> _Do this_: In the listing that follows, how many lines contain "image"? Give the number only.

> _Supplied records_:
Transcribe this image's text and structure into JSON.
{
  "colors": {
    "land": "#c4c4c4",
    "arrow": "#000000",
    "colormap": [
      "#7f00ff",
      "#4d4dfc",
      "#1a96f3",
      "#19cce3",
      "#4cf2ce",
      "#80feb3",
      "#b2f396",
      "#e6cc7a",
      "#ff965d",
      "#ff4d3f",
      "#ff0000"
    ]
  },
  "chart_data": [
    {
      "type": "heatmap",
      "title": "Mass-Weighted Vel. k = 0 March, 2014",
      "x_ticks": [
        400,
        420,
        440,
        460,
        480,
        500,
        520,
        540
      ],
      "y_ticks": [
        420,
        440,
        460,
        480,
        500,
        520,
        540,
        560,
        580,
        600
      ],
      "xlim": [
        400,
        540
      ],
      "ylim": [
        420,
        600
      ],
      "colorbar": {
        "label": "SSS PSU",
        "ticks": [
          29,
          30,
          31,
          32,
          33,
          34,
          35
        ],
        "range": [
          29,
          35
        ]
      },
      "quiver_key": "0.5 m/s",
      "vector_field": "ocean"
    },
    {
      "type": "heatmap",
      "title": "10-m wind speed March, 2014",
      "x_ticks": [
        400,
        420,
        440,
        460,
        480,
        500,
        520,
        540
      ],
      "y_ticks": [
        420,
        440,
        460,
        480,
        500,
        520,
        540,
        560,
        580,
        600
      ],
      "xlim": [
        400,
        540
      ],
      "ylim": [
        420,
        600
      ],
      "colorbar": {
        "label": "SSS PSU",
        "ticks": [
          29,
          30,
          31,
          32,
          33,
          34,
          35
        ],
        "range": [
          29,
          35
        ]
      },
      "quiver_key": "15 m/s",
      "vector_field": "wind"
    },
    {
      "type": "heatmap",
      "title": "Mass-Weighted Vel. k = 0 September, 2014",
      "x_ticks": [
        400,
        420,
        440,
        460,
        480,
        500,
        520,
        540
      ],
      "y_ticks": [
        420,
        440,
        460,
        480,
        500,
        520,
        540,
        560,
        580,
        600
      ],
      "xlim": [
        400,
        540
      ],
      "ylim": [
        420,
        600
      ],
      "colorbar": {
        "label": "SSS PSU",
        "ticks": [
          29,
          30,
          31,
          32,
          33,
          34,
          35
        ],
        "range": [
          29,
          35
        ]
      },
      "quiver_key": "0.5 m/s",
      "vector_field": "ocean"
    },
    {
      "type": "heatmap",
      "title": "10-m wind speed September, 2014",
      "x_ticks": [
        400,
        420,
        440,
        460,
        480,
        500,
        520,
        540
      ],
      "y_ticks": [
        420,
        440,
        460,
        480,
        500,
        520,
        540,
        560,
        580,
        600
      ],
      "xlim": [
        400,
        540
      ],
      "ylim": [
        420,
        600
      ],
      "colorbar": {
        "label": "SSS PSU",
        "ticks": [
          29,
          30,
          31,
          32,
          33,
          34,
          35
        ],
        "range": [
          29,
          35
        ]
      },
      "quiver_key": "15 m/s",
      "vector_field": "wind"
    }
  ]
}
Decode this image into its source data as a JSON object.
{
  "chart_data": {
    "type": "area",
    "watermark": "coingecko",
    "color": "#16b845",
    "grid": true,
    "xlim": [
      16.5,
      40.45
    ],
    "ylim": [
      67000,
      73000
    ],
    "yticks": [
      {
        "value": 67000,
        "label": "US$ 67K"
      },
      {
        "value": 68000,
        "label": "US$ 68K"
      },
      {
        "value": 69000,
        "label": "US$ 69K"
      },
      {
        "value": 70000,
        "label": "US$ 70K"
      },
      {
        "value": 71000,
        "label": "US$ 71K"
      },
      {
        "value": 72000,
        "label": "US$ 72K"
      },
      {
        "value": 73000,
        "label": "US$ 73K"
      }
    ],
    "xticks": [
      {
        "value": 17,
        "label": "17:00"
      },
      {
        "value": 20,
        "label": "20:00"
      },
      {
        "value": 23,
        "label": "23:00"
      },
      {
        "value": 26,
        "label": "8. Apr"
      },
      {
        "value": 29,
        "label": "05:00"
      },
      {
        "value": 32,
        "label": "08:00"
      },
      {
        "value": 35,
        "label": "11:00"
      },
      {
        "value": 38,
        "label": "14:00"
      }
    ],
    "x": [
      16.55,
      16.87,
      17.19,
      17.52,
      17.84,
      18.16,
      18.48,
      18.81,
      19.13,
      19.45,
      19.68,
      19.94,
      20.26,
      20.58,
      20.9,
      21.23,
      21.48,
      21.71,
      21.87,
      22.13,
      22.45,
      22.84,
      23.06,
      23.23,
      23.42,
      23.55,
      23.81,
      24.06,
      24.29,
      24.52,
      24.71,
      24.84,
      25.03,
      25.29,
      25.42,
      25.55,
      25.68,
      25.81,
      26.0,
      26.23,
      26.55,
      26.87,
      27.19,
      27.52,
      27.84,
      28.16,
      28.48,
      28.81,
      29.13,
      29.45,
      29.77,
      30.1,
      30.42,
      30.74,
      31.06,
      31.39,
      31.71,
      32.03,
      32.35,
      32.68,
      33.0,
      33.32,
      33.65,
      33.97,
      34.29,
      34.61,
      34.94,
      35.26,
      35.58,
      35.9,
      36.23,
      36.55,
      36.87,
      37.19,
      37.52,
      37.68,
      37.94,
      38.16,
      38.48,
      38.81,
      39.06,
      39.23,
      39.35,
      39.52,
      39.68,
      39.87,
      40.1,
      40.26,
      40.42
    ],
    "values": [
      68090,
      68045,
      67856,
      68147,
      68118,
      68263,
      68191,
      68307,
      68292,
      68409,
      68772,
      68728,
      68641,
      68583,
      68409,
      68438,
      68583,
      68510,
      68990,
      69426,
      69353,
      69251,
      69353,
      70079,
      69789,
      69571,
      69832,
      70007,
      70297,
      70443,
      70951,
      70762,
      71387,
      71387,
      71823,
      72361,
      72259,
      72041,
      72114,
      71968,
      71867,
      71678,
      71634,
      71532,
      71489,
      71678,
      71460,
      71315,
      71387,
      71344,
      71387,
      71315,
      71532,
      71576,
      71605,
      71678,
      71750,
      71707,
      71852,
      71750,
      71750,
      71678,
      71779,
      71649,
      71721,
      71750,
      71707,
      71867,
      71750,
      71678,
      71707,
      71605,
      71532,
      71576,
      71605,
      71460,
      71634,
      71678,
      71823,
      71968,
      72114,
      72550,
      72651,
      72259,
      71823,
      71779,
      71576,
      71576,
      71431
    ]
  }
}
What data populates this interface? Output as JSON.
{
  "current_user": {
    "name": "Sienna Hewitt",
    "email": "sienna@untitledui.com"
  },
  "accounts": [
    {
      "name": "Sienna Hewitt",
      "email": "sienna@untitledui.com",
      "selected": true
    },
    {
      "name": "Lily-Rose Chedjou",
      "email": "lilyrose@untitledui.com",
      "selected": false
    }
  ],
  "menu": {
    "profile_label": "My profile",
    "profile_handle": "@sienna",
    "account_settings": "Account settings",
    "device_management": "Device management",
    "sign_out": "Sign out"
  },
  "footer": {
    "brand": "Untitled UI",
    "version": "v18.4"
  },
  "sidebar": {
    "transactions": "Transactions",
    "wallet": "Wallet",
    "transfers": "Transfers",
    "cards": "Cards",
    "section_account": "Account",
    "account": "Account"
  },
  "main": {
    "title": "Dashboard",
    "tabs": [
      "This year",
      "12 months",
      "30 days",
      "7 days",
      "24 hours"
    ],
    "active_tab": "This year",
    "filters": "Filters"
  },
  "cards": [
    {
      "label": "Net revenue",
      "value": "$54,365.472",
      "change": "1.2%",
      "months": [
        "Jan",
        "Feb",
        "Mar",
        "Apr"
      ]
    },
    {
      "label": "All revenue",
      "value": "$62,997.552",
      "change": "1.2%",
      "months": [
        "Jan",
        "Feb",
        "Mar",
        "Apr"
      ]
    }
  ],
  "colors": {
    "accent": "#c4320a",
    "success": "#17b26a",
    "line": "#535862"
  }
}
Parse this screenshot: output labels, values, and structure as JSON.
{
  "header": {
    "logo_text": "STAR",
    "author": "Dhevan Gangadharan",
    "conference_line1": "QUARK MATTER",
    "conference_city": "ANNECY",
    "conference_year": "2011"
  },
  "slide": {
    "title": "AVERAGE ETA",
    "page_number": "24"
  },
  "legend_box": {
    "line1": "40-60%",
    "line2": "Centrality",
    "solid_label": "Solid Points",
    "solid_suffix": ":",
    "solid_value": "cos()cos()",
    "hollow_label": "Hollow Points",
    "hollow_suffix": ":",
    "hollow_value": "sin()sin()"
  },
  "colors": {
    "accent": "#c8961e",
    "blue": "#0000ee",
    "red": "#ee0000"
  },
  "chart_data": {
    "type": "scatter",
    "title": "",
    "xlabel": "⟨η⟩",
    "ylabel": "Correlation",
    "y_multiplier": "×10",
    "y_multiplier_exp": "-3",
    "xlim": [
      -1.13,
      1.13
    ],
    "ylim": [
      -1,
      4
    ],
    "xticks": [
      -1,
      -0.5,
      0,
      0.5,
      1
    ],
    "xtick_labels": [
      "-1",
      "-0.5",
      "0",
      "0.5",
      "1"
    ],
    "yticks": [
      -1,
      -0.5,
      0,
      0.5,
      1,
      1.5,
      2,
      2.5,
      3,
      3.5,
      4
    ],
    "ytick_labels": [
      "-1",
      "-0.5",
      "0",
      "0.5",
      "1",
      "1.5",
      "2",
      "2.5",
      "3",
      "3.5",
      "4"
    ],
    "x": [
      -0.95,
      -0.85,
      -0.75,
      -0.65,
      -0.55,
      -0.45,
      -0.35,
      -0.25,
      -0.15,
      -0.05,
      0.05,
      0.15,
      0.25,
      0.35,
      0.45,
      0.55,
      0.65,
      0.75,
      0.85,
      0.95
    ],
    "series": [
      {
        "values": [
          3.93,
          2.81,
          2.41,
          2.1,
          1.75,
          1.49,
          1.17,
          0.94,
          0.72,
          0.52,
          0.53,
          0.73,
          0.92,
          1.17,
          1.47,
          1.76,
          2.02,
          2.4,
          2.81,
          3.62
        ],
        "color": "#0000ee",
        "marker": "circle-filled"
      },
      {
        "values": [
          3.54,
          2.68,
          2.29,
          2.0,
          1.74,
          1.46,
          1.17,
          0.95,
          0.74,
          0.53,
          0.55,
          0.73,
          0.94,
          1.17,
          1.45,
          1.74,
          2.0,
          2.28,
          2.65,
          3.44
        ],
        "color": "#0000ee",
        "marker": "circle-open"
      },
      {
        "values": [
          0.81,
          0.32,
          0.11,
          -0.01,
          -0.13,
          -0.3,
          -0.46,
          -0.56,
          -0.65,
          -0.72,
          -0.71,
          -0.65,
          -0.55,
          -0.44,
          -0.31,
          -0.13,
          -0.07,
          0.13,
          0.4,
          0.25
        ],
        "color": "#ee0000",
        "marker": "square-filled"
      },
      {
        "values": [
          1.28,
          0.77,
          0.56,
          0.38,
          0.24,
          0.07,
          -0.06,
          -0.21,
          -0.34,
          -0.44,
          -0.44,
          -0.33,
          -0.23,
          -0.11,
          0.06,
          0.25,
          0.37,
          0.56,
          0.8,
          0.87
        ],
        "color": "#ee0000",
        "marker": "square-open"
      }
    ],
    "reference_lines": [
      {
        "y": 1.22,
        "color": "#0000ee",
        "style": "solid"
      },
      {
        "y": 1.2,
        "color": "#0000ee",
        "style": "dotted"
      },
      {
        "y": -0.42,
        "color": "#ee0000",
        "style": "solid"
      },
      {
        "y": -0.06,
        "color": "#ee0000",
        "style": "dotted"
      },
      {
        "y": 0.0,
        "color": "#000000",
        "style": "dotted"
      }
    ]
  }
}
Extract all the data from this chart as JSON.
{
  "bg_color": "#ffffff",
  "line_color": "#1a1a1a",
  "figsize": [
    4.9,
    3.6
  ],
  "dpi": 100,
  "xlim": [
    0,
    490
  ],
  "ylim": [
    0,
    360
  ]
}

> _Output for this exercise_: 2